Challenge: Locate every line that holds the string "联系电话" and copy it.

Data to process:

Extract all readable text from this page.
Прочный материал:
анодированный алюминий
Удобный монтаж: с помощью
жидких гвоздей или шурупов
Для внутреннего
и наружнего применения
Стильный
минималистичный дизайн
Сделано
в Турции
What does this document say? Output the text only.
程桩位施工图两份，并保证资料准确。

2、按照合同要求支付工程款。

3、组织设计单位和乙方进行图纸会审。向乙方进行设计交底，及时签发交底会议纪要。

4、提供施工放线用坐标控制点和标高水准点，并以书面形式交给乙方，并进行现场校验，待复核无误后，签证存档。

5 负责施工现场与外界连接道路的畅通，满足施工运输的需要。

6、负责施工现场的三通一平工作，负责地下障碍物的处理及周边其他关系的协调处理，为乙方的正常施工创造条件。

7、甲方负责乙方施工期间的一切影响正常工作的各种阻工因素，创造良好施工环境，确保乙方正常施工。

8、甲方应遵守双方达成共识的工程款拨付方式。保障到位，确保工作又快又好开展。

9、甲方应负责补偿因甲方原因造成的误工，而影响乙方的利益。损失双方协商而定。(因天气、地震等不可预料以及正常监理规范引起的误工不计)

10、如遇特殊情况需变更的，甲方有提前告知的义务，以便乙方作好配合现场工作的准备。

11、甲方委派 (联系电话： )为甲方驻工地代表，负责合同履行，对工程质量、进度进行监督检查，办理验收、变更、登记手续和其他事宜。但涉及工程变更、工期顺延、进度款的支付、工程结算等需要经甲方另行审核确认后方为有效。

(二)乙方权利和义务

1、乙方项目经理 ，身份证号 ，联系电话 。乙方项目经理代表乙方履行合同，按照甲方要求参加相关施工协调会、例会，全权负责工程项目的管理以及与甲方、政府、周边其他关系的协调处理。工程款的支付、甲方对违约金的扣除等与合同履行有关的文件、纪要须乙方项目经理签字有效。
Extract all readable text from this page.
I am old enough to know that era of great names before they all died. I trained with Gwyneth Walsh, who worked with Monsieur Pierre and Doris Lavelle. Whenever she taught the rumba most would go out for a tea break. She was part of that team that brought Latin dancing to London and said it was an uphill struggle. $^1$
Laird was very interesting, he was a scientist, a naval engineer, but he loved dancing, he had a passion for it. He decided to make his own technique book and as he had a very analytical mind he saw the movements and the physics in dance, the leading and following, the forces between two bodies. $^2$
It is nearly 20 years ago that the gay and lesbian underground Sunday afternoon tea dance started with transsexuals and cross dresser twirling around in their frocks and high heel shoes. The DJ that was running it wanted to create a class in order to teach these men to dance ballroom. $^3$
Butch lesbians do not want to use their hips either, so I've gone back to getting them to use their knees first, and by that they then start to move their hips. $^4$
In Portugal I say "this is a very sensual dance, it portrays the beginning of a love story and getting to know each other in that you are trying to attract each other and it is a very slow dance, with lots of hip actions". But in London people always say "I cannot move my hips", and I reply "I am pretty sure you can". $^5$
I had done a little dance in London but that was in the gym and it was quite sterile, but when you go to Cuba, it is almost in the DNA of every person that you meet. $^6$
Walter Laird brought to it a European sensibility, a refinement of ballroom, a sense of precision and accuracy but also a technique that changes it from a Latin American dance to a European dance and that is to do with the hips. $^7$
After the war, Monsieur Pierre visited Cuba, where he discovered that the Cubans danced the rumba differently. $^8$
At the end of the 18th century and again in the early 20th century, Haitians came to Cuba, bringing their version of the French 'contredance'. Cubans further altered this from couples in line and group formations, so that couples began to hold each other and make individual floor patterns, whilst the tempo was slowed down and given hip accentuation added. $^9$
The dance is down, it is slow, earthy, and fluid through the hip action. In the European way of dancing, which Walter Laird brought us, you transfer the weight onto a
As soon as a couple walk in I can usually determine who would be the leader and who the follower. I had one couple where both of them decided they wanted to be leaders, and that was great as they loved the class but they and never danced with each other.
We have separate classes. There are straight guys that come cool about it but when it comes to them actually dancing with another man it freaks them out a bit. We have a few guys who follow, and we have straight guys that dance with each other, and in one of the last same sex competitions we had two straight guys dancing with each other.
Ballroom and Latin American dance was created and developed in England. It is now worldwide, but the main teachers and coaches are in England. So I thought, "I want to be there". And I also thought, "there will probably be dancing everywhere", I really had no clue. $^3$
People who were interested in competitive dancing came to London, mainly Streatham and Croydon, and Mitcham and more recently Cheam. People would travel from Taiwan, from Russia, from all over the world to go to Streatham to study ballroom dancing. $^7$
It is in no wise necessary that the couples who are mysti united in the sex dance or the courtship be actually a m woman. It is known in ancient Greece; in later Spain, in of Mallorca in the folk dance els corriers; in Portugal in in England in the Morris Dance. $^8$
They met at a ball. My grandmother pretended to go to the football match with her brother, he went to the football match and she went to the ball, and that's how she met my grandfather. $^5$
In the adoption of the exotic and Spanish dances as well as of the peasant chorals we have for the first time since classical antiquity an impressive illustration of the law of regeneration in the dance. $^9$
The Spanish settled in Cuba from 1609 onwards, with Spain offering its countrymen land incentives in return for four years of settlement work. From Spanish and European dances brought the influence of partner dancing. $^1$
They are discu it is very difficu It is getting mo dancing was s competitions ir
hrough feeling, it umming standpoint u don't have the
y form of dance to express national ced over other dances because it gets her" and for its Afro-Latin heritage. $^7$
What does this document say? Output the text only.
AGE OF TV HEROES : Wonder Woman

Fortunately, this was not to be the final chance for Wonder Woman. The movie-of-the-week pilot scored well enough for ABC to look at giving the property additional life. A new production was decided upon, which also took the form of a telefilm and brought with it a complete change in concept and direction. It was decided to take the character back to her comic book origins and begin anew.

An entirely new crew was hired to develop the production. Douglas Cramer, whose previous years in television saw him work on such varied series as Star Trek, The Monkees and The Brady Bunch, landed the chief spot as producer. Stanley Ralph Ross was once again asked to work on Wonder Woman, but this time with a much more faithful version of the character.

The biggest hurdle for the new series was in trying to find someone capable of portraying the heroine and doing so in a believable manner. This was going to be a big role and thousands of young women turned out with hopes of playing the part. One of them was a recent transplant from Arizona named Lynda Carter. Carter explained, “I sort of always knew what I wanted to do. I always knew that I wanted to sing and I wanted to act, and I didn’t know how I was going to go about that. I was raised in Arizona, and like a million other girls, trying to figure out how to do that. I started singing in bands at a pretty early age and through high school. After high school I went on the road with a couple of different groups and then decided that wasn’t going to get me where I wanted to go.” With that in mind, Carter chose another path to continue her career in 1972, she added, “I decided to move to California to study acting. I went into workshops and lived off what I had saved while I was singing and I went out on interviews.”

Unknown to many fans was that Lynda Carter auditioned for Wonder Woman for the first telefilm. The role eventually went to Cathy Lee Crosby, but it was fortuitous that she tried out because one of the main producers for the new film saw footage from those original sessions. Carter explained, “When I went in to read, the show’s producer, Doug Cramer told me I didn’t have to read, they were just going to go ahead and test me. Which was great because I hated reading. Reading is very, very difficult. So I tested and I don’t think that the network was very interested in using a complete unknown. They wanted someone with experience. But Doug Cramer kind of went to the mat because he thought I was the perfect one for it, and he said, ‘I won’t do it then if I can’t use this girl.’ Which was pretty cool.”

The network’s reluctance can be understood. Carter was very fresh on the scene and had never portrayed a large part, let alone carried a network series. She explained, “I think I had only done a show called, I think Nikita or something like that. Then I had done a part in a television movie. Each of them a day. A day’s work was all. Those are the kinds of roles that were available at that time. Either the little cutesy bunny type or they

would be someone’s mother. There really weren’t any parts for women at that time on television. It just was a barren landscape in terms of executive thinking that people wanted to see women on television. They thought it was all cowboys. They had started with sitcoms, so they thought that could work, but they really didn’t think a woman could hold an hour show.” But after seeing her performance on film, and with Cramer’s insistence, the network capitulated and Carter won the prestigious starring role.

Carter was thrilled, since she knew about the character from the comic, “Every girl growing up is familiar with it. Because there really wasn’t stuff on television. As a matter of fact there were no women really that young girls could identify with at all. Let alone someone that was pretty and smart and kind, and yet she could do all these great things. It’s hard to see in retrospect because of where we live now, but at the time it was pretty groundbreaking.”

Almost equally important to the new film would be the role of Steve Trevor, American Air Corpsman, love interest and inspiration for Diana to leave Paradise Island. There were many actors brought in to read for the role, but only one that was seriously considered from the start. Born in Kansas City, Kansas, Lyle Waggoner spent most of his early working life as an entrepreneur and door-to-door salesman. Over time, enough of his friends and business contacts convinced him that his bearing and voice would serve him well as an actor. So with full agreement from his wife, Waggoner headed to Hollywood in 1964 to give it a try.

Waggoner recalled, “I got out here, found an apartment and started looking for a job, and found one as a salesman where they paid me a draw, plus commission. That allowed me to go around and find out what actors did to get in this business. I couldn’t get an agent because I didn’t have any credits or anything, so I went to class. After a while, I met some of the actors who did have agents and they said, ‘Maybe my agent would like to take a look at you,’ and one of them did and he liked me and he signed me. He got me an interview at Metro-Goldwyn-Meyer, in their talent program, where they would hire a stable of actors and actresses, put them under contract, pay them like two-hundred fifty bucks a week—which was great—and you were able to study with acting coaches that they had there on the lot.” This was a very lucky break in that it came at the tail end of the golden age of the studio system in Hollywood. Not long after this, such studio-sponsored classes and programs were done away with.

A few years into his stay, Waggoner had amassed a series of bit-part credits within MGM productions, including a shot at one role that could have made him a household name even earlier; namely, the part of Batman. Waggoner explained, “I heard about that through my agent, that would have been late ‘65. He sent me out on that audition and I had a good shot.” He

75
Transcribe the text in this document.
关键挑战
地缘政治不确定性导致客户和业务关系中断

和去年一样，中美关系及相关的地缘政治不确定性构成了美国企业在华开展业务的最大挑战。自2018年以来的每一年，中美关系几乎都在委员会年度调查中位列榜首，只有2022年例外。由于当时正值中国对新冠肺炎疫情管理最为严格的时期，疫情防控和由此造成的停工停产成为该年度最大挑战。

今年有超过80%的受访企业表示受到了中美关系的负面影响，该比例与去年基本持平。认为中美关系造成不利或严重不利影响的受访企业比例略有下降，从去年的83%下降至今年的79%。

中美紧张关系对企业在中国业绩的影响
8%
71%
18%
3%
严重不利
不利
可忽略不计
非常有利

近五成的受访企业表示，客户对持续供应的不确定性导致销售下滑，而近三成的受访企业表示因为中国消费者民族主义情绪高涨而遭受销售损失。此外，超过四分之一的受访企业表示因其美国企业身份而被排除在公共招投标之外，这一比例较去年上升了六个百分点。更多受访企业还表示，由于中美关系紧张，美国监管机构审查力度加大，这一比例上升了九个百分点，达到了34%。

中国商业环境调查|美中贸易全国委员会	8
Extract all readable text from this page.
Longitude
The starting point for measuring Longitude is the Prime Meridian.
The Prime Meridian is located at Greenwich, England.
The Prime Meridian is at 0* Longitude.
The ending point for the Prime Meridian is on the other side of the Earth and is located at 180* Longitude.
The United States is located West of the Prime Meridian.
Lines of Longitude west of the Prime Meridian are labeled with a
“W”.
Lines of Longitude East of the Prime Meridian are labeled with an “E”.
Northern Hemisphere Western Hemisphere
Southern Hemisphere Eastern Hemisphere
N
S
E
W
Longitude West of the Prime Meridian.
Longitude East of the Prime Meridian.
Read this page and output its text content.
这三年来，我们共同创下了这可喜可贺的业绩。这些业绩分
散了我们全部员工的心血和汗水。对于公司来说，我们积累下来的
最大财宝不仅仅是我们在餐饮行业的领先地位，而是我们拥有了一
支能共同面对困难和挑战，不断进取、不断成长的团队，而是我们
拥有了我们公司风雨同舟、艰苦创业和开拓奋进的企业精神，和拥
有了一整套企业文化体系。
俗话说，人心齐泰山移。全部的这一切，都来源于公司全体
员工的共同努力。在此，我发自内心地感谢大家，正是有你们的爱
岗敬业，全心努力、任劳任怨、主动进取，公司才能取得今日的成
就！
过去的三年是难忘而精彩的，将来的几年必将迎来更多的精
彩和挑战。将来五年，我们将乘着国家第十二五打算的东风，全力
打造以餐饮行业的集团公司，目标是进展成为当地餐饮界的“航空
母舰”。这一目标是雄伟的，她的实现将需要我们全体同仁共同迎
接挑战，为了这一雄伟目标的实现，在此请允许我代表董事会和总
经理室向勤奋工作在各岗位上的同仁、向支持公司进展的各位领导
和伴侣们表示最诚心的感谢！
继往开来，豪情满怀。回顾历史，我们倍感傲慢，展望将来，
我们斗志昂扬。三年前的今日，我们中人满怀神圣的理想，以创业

Solution to this task:
11、甲方委派 (联系电话： )为甲方驻工地代表，负责合同履行，对工程质量、进度进行监督检查，办理验收、变更、登记手续和其他事宜。但涉及工程变更、工期顺延、进度款的支付、工程结算等需要经甲方另行审核确认后方为有效。
1、乙方项目经理 ，身份证号 ，联系电话 。乙方项目经理代表乙方履行合同，按照甲方要求参加相关施工协调会、例会，全权负责工程项目的管理以及与甲方、政府、周边其他关系的协调处理。工程款的支付、甲方对违约金的扣除等与合同履行有关的文件、纪要须乙方项目经理签字有效。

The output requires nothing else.